### To be done:
Output the data exactly, with every line intact.

Dataset items:
----

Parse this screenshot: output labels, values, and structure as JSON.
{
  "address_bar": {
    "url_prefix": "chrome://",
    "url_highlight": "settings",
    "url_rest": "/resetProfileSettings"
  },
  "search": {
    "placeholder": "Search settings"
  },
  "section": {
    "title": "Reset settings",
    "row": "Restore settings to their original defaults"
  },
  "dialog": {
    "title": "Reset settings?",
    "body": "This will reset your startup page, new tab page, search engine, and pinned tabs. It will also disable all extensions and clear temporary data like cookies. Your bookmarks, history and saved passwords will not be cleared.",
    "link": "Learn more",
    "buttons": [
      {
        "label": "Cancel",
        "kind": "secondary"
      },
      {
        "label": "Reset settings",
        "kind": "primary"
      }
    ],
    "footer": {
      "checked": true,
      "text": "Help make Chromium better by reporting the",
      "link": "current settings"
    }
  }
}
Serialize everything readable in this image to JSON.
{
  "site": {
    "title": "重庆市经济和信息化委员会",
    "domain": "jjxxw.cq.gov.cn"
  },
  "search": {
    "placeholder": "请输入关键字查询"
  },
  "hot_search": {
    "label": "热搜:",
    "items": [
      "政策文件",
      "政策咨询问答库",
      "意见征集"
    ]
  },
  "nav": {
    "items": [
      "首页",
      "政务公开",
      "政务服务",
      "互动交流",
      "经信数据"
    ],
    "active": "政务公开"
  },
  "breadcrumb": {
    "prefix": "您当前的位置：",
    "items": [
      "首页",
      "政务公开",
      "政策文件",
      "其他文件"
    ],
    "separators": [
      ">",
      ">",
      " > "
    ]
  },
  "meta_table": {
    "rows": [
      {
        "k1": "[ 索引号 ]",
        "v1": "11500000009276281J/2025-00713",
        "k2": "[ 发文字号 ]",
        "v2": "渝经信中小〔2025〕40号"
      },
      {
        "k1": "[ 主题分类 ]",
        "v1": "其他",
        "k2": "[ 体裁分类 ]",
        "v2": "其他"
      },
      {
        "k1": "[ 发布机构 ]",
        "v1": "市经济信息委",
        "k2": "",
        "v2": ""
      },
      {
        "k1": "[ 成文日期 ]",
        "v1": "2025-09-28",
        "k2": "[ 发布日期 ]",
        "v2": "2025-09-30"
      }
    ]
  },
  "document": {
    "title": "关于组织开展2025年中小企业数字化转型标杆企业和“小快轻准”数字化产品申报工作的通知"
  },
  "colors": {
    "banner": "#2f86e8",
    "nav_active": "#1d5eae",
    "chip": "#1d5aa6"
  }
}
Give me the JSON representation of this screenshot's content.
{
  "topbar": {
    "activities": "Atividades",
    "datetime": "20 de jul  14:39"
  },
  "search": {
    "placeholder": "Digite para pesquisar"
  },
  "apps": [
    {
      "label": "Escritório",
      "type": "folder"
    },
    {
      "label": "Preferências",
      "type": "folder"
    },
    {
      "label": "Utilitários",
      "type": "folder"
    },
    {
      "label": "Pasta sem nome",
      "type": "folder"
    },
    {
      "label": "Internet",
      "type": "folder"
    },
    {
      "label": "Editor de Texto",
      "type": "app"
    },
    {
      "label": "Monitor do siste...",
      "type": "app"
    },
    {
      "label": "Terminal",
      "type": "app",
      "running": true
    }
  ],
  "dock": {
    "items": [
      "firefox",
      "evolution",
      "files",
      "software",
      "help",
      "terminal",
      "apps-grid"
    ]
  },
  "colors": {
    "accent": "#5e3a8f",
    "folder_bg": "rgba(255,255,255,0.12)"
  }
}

----

### Answer to this exercise:
Parse this screenshot: output labels, values, and structure as JSON.
{
  "address_bar": {
    "url_prefix": "chrome://",
    "url_highlight": "settings",
    "url_rest": "/resetProfileSettings"
  },
  "search": {
    "placeholder": "Search settings"
  },
  "section": {
    "title": "Reset settings",
    "row": "Restore settings to their original defaults"
  },
  "dialog": {
    "title": "Reset settings?",
    "body": "This will reset your startup page, new tab page, search engine, and pinned tabs. It will also disable all extensions and clear temporary data like cookies. Your bookmarks, history and saved passwords will not be cleared.",
    "link": "Learn more",
    "buttons": [
      {
        "label": "Cancel",
        "kind": "secondary"
      },
      {
        "label": "Reset settings",
        "kind": "primary"
      }
    ],
    "footer": {
      "checked": true,
      "text": "Help make Chromium better by reporting the",
      "link": "current settings"
    }
  }
}
Serialize everything readable in this image to JSON.
{
  "site": {
    "title": "重庆市经济和信息化委员会",
    "domain": "jjxxw.cq.gov.cn"
  },
  "search": {
    "placeholder": "请输入关键字查询"
  },
  "hot_search": {
    "label": "热搜:",
    "items": [
      "政策文件",
      "政策咨询问答库",
      "意见征集"
    ]
  },
  "nav": {
    "items": [
      "首页",
      "政务公开",
      "政务服务",
      "互动交流",
      "经信数据"
    ],
    "active": "政务公开"
  },
  "breadcrumb": {
    "prefix": "您当前的位置：",
    "items": [
      "首页",
      "政务公开",
      "政策文件",
      "其他文件"
    ],
    "separators": [
      ">",
      ">",
      " > "
    ]
  },
  "meta_table": {
    "rows": [
      {
        "k1": "[ 索引号 ]",
        "v1": "11500000009276281J/2025-00713",
        "k2": "[ 发文字号 ]",
        "v2": "渝经信中小〔2025〕40号"
      },
      {
        "k1": "[ 主题分类 ]",
        "v1": "其他",
        "k2": "[ 体裁分类 ]",
        "v2": "其他"
      },
      {
        "k1": "[ 发布机构 ]",
        "v1": "市经济信息委",
        "k2": "",
        "v2": ""
      },
      {
        "k1": "[ 成文日期 ]",
        "v1": "2025-09-28",
        "k2": "[ 发布日期 ]",
        "v2": "2025-09-30"
      }
    ]
  },
  "document": {
    "title": "关于组织开展2025年中小企业数字化转型标杆企业和“小快轻准”数字化产品申报工作的通知"
  },
  "colors": {
    "banner": "#2f86e8",
    "nav_active": "#1d5eae",
    "chip": "#1d5aa6"
  }
}
Give me the JSON representation of this screenshot's content.
{
  "topbar": {
    "activities": "Atividades",
    "datetime": "20 de jul  14:39"
  },
  "search": {
    "placeholder": "Digite para pesquisar"
  },
  "apps": [
    {
      "label": "Escritório",
      "type": "folder"
    },
    {
      "label": "Preferências",
      "type": "folder"
    },
    {
      "label": "Utilitários",
      "type": "folder"
    },
    {
      "label": "Pasta sem nome",
      "type": "folder"
    },
    {
      "label": "Internet",
      "type": "folder"
    },
    {
      "label": "Editor de Texto",
      "type": "app"
    },
    {
      "label": "Monitor do siste...",
      "type": "app"
    },
    {
      "label": "Terminal",
      "type": "app",
      "running": true
    }
  ],
  "dock": {
    "items": [
      "firefox",
      "evolution",
      "files",
      "software",
      "help",
      "terminal",
      "apps-grid"
    ]
  },
  "colors": {
    "accent": "#5e3a8f",
    "folder_bg": "rgba(255,255,255,0.12)"
  }
}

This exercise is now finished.